⟨

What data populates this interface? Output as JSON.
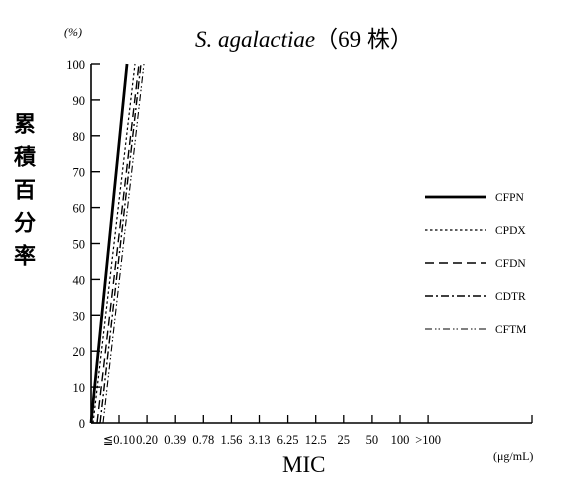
{
  "chart_data": {
    "type": "line",
    "title_italic": "S. agalactiae",
    "title_rest": "（69 株）",
    "y_unit": "(%)",
    "ylabel": "累積百分率",
    "xlabel": "MIC",
    "x_unit": "(μg/mL)",
    "categories": [
      "≦0.10",
      "0.20",
      "0.39",
      "0.78",
      "1.56",
      "3.13",
      "6.25",
      "12.5",
      "25",
      "50",
      "100",
      ">100"
    ],
    "y_ticks": [
      0,
      10,
      20,
      30,
      40,
      50,
      60,
      70,
      80,
      90,
      100
    ],
    "ylim": [
      0,
      100
    ],
    "legend_position": "right",
    "series": [
      {
        "name": "CFPN",
        "dash": "solid",
        "values": [
          100,
          100,
          100,
          100,
          100,
          100,
          100,
          100,
          100,
          100,
          100,
          100
        ]
      },
      {
        "name": "CPDX",
        "dash": "dotted",
        "values": [
          100,
          100,
          100,
          100,
          100,
          100,
          100,
          100,
          100,
          100,
          100,
          100
        ]
      },
      {
        "name": "CFDN",
        "dash": "dashed",
        "values": [
          100,
          100,
          100,
          100,
          100,
          100,
          100,
          100,
          100,
          100,
          100,
          100
        ]
      },
      {
        "name": "CDTR",
        "dash": "dashdot",
        "values": [
          100,
          100,
          100,
          100,
          100,
          100,
          100,
          100,
          100,
          100,
          100,
          100
        ]
      },
      {
        "name": "CFTM",
        "dash": "dashdotdot",
        "values": [
          100,
          100,
          100,
          100,
          100,
          100,
          100,
          100,
          100,
          100,
          100,
          100
        ]
      }
    ]
  }
}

⟩

Using the material above, return every line exactly as it appears, minus the pictures.

Final result »
What data populates this interface? Output as JSON.
{
  "chart_data": {
    "type": "line",
    "title_italic": "S. agalactiae",
    "title_rest": "（69 株）",
    "y_unit": "(%)",
    "ylabel": "累積百分率",
    "xlabel": "MIC",
    "x_unit": "(μg/mL)",
    "categories": [
      "≦0.10",
      "0.20",
      "0.39",
      "0.78",
      "1.56",
      "3.13",
      "6.25",
      "12.5",
      "25",
      "50",
      "100",
      ">100"
    ],
    "y_ticks": [
      0,
      10,
      20,
      30,
      40,
      50,
      60,
      70,
      80,
      90,
      100
    ],
    "ylim": [
      0,
      100
    ],
    "legend_position": "right",
    "series": [
      {
        "name": "CFPN",
        "dash": "solid",
        "values": [
          100,
          100,
          100,
          100,
          100,
          100,
          100,
          100,
          100,
          100,
          100,
          100
        ]
      },
      {
        "name": "CPDX",
        "dash": "dotted",
        "values": [
          100,
          100,
          100,
          100,
          100,
          100,
          100,
          100,
          100,
          100,
          100,
          100
        ]
      },
      {
        "name": "CFDN",
        "dash": "dashed",
        "values": [
          100,
          100,
          100,
          100,
          100,
          100,
          100,
          100,
          100,
          100,
          100,
          100
        ]
      },
      {
        "name": "CDTR",
        "dash": "dashdot",
        "values": [
          100,
          100,
          100,
          100,
          100,
          100,
          100,
          100,
          100,
          100,
          100,
          100
        ]
      },
      {
        "name": "CFTM",
        "dash": "dashdotdot",
        "values": [
          100,
          100,
          100,
          100,
          100,
          100,
          100,
          100,
          100,
          100,
          100,
          100
        ]
      }
    ]
  }
}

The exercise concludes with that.